- _Objective_
Take each line containing "without" and report it exactly as written.

- _Records to use_

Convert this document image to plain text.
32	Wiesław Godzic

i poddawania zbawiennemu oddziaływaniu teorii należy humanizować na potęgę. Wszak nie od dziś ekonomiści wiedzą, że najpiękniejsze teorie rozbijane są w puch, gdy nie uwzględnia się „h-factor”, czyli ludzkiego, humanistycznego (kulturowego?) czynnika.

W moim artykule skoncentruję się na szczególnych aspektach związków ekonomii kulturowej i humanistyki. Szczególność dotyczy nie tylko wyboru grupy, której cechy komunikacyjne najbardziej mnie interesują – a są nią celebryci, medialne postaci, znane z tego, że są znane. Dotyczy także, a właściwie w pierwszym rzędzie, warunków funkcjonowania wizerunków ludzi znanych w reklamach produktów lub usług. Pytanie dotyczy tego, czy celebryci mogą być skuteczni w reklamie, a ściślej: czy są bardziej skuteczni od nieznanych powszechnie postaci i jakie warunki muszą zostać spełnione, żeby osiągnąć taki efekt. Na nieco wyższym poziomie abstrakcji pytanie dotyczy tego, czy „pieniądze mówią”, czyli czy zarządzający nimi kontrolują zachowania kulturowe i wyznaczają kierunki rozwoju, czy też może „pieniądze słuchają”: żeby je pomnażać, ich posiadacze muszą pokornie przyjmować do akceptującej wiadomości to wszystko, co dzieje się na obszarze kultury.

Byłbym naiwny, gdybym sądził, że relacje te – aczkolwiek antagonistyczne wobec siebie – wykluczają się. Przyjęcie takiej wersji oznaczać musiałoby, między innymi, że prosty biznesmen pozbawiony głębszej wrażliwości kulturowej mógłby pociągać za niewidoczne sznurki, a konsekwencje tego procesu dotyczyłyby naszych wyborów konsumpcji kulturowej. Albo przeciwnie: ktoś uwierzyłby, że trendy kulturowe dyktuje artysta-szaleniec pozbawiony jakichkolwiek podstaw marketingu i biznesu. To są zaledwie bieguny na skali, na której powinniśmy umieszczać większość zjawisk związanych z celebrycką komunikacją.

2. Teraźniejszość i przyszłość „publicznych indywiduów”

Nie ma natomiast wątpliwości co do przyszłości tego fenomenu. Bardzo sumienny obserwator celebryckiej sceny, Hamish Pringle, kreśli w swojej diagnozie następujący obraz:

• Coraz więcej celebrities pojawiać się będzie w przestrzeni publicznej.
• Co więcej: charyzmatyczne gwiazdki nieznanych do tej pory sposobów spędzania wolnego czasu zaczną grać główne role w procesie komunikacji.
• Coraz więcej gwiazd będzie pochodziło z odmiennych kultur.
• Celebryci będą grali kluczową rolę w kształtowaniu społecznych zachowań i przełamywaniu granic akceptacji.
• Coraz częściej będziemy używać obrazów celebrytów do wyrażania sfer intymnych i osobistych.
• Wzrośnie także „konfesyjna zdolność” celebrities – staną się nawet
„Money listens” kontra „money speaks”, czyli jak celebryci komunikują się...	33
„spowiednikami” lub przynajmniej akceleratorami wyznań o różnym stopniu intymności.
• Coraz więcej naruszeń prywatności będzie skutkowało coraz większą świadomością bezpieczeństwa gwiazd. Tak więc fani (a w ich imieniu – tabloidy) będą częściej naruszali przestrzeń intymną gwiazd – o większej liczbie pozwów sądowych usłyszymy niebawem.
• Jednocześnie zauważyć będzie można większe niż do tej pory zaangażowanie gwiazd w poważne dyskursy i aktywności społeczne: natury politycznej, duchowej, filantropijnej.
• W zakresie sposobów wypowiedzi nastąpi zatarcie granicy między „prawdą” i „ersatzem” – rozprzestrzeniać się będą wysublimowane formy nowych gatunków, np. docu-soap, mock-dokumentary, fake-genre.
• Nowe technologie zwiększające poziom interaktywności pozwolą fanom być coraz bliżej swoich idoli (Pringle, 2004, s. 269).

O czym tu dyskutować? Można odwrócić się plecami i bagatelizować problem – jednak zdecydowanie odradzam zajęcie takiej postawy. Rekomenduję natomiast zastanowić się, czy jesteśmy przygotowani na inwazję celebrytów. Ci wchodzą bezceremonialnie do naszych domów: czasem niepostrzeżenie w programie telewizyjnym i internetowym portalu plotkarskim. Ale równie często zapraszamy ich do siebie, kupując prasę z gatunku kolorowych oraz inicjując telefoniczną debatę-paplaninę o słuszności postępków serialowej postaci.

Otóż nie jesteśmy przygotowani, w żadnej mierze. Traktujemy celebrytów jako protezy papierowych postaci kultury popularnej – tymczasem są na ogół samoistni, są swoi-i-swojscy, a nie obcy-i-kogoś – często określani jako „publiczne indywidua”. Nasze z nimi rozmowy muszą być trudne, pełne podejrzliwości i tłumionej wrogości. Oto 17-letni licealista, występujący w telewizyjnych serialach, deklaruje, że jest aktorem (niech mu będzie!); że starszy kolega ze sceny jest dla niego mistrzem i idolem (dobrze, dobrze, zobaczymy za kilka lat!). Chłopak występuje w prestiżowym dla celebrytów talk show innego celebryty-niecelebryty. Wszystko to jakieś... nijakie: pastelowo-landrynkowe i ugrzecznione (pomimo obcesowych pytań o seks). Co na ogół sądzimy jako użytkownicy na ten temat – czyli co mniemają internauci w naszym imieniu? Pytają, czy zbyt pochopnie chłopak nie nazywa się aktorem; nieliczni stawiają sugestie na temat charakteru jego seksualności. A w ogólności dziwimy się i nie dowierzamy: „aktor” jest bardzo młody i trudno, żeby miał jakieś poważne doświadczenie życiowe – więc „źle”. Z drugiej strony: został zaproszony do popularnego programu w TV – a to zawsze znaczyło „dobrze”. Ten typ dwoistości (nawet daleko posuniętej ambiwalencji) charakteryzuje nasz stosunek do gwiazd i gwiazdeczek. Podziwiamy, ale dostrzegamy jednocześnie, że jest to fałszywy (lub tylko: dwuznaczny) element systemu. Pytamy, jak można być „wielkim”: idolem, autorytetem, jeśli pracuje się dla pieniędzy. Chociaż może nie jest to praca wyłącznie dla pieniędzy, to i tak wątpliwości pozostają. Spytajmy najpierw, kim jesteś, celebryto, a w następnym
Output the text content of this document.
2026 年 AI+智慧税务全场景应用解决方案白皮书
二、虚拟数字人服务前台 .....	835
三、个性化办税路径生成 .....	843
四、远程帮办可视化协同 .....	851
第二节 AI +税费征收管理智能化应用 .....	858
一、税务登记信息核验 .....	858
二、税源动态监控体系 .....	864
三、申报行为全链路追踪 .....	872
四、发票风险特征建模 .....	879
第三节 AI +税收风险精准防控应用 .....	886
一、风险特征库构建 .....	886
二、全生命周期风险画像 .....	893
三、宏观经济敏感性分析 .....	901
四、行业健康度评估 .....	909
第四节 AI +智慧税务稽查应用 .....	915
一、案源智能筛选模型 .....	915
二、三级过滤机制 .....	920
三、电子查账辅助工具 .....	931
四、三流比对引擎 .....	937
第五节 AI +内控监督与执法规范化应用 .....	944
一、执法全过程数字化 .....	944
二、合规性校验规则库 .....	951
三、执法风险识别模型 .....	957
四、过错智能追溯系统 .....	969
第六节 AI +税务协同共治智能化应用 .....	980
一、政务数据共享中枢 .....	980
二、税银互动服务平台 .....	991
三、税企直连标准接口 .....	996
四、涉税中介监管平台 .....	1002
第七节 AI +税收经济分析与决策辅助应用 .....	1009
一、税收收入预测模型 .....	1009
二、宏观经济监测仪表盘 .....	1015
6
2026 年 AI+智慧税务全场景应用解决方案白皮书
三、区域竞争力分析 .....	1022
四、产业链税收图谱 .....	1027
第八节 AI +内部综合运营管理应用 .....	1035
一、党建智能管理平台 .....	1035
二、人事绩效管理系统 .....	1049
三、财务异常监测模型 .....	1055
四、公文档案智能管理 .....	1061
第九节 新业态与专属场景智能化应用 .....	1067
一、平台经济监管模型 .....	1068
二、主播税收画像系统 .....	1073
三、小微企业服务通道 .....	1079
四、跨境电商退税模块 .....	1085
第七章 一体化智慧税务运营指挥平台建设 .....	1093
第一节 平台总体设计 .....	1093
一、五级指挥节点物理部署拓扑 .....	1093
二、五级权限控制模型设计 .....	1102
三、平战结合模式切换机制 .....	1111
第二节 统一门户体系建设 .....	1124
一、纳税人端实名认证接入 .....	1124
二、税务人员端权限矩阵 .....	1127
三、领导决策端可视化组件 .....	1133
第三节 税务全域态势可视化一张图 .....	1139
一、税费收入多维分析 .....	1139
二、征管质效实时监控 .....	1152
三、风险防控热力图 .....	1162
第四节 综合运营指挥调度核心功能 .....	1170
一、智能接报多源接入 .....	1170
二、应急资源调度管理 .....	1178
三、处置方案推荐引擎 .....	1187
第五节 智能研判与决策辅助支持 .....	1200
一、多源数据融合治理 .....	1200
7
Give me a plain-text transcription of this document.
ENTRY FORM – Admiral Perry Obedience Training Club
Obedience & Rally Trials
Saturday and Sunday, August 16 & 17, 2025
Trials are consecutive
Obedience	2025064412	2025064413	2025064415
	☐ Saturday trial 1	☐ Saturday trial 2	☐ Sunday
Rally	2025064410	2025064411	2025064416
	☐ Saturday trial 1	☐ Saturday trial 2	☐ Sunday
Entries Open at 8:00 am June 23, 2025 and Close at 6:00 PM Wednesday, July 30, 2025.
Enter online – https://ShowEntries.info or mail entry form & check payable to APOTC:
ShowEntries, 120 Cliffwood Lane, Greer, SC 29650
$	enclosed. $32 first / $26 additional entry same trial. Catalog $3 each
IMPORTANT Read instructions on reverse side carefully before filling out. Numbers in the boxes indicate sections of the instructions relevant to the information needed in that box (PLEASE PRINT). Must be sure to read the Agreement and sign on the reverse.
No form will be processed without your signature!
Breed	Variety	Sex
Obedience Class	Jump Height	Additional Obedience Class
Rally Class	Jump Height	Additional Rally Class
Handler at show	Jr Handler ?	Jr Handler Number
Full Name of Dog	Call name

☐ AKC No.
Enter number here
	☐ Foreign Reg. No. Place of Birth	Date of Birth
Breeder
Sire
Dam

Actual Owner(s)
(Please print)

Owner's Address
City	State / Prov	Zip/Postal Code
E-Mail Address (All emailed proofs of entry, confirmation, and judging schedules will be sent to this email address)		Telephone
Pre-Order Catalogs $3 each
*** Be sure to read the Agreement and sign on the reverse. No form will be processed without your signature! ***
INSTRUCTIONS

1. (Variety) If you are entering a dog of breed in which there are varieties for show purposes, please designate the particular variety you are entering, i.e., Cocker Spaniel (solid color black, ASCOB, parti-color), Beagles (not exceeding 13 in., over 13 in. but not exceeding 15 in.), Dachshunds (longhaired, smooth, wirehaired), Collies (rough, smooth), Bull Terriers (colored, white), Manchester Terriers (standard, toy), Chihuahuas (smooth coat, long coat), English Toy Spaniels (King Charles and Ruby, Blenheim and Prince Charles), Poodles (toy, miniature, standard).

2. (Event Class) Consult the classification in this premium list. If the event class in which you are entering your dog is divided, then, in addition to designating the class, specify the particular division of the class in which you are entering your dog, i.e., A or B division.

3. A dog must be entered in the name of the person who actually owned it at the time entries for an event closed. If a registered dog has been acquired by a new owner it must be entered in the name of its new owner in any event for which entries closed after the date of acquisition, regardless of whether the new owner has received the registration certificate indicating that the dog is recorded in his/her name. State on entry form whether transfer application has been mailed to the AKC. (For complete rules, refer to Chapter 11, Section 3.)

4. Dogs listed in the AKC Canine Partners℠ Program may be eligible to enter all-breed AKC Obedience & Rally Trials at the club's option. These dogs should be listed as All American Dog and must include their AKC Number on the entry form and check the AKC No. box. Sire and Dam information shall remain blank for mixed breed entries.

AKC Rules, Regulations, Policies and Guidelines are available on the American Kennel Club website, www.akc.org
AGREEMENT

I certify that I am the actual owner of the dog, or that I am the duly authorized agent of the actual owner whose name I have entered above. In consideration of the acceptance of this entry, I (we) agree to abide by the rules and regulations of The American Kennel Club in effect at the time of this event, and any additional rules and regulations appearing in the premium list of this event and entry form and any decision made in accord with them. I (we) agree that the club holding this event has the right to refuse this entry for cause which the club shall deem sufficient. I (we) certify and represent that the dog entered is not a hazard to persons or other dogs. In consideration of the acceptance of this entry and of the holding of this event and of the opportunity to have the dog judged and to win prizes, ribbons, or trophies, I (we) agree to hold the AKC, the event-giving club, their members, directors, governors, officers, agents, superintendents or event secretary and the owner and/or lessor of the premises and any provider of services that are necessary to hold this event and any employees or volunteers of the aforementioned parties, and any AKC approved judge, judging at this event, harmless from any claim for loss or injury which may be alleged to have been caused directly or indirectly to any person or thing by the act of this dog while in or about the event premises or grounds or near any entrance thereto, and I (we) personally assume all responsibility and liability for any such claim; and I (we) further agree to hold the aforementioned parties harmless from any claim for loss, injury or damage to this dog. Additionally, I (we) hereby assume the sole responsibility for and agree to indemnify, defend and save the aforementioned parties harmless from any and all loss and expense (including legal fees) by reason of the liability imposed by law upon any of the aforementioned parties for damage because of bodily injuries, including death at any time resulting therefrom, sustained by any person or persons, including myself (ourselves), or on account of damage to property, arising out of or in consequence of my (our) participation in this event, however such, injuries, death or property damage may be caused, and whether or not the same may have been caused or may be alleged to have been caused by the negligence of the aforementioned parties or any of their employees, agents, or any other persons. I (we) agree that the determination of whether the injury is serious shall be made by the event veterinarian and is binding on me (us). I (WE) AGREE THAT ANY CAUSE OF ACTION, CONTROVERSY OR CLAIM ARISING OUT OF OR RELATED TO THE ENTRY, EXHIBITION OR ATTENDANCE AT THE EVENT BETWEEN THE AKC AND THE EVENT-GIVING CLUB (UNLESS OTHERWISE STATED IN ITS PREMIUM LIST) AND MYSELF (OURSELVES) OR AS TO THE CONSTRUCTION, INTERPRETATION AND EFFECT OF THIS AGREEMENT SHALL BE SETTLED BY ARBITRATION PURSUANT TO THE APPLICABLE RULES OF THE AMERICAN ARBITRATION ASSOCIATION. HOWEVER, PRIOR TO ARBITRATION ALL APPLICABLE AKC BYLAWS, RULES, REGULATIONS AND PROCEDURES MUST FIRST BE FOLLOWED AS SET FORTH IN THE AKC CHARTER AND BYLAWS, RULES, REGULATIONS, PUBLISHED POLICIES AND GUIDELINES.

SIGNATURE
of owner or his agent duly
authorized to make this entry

- _Complete answer_
No form will be processed without your signature!
*** Be sure to read the Agreement and sign on the reverse. No form will be processed without your signature! ***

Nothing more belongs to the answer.